◆ Do this
Could you output each line of the data that follows exactly?

[Extracts from a graphics dataset]
#####

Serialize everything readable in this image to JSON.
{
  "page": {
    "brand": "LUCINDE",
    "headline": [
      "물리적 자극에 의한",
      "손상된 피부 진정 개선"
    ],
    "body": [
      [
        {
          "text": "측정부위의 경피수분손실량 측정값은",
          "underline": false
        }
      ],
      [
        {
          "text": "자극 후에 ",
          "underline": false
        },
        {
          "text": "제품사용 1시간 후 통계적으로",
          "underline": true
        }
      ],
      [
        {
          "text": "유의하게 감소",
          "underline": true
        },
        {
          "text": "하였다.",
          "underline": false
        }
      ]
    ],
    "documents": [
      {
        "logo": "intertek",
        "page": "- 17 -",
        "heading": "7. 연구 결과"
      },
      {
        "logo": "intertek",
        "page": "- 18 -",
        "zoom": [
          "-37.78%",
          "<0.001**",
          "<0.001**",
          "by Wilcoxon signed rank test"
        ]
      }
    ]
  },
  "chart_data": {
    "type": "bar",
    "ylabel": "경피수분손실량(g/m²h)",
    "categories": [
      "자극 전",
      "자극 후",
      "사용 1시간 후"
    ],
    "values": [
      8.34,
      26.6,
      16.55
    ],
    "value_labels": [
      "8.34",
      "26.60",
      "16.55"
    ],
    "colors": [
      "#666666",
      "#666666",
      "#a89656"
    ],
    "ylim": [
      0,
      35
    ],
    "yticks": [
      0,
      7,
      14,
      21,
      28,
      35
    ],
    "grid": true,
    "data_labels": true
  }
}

#####

◆ Answer for this exercise
Serialize everything readable in this image to JSON.
{
  "page": {
    "brand": "LUCINDE",
    "headline": [
      "물리적 자극에 의한",
      "손상된 피부 진정 개선"
    ],
    "body": [
      [
        {
          "text": "측정부위의 경피수분손실량 측정값은",
          "underline": false
        }
      ],
      [
        {
          "text": "자극 후에 ",
          "underline": false
        },
        {
          "text": "제품사용 1시간 후 통계적으로",
          "underline": true
        }
      ],
      [
        {
          "text": "유의하게 감소",
          "underline": true
        },
        {
          "text": "하였다.",
          "underline": false
        }
      ]
    ],
    "documents": [
      {
        "logo": "intertek",
        "page": "- 17 -",
        "heading": "7. 연구 결과"
      },
      {
        "logo": "intertek",
        "page": "- 18 -",
        "zoom": [
          "-37.78%",
          "<0.001**",
          "<0.001**",
          "by Wilcoxon signed rank test"
        ]
      }
    ]
  },
  "chart_data": {
    "type": "bar",
    "ylabel": "경피수분손실량(g/m²h)",
    "categories": [
      "자극 전",
      "자극 후",
      "사용 1시간 후"
    ],
    "values": [
      8.34,
      26.6,
      16.55
    ],
    "value_labels": [
      "8.34",
      "26.60",
      "16.55"
    ],
    "colors": [
      "#666666",
      "#666666",
      "#a89656"
    ],
    "ylim": [
      0,
      35
    ],
    "yticks": [
      0,
      7,
      14,
      21,
      28,
      35
    ],
    "grid": true,
    "data_labels": true
  }
}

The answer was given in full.